__EXERCISE REQUIREMENTS__.
Will you give the material below again, every line exactly as it is?

--- INPUT RECORDS ---

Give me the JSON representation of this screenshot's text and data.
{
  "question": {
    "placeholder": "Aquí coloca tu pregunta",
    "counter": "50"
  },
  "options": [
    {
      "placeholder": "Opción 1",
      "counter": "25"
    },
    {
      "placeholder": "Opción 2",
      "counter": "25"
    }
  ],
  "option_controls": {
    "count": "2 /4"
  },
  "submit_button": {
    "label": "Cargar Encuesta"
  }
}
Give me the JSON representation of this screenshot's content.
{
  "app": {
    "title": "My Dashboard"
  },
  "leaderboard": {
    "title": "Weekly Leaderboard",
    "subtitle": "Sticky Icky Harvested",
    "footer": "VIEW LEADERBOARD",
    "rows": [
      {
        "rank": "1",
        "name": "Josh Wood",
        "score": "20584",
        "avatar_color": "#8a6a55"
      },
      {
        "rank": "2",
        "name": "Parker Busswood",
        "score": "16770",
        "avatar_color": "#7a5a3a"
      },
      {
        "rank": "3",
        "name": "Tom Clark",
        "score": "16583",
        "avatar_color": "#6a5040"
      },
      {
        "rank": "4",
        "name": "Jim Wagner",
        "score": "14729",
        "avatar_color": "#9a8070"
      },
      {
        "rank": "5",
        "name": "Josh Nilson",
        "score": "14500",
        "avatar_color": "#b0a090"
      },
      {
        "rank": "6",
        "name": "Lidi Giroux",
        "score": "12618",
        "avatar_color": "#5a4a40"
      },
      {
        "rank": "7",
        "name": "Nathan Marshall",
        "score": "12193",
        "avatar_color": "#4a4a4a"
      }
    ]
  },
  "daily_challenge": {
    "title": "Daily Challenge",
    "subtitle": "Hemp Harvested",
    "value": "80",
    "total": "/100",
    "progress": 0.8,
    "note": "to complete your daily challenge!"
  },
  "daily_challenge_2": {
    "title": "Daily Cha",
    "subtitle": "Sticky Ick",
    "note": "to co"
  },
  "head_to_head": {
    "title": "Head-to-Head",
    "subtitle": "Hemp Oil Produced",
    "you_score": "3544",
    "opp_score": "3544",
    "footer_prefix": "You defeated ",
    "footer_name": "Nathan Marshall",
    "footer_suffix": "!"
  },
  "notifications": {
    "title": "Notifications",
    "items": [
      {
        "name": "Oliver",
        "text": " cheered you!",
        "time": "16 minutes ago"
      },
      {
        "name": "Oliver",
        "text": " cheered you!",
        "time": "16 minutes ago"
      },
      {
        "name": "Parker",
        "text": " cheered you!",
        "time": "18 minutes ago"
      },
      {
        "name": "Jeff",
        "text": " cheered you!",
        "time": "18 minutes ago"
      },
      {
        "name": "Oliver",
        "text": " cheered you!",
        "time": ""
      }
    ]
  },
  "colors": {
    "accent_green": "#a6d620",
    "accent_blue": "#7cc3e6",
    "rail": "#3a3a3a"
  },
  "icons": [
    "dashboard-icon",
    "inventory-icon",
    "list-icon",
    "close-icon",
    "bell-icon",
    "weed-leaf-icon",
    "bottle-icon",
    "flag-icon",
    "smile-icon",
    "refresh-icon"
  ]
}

---

__RESULT OF THIS EXERCISE__.
Give me the JSON representation of this screenshot's text and data.
{
  "question": {
    "placeholder": "Aquí coloca tu pregunta",
    "counter": "50"
  },
  "options": [
    {
      "placeholder": "Opción 1",
      "counter": "25"
    },
    {
      "placeholder": "Opción 2",
      "counter": "25"
    }
  ],
  "option_controls": {
    "count": "2 /4"
  },
  "submit_button": {
    "label": "Cargar Encuesta"
  }
}
Give me the JSON representation of this screenshot's content.
{
  "app": {
    "title": "My Dashboard"
  },
  "leaderboard": {
    "title": "Weekly Leaderboard",
    "subtitle": "Sticky Icky Harvested",
    "footer": "VIEW LEADERBOARD",
    "rows": [
      {
        "rank": "1",
        "name": "Josh Wood",
        "score": "20584",
        "avatar_color": "#8a6a55"
      },
      {
        "rank": "2",
        "name": "Parker Busswood",
        "score": "16770",
        "avatar_color": "#7a5a3a"
      },
      {
        "rank": "3",
        "name": "Tom Clark",
        "score": "16583",
        "avatar_color": "#6a5040"
      },
      {
        "rank": "4",
        "name": "Jim Wagner",
        "score": "14729",
        "avatar_color": "#9a8070"
      },
      {
        "rank": "5",
        "name": "Josh Nilson",
        "score": "14500",
        "avatar_color": "#b0a090"
      },
      {
        "rank": "6",
        "name": "Lidi Giroux",
        "score": "12618",
        "avatar_color": "#5a4a40"
      },
      {
        "rank": "7",
        "name": "Nathan Marshall",
        "score": "12193",
        "avatar_color": "#4a4a4a"
      }
    ]
  },
  "daily_challenge": {
    "title": "Daily Challenge",
    "subtitle": "Hemp Harvested",
    "value": "80",
    "total": "/100",
    "progress": 0.8,
    "note": "to complete your daily challenge!"
  },
  "daily_challenge_2": {
    "title": "Daily Cha",
    "subtitle": "Sticky Ick",
    "note": "to co"
  },
  "head_to_head": {
    "title": "Head-to-Head",
    "subtitle": "Hemp Oil Produced",
    "you_score": "3544",
    "opp_score": "3544",
    "footer_prefix": "You defeated ",
    "footer_name": "Nathan Marshall",
    "footer_suffix": "!"
  },
  "notifications": {
    "title": "Notifications",
    "items": [
      {
        "name": "Oliver",
        "text": " cheered you!",
        "time": "16 minutes ago"
      },
      {
        "name": "Oliver",
        "text": " cheered you!",
        "time": "16 minutes ago"
      },
      {
        "name": "Parker",
        "text": " cheered you!",
        "time": "18 minutes ago"
      },
      {
        "name": "Jeff",
        "text": " cheered you!",
        "time": "18 minutes ago"
      },
      {
        "name": "Oliver",
        "text": " cheered you!",
        "time": ""
      }
    ]
  },
  "colors": {
    "accent_green": "#a6d620",
    "accent_blue": "#7cc3e6",
    "rail": "#3a3a3a"
  },
  "icons": [
    "dashboard-icon",
    "inventory-icon",
    "list-icon",
    "close-icon",
    "bell-icon",
    "weed-leaf-icon",
    "bottle-icon",
    "flag-icon",
    "smile-icon",
    "refresh-icon"
  ]
}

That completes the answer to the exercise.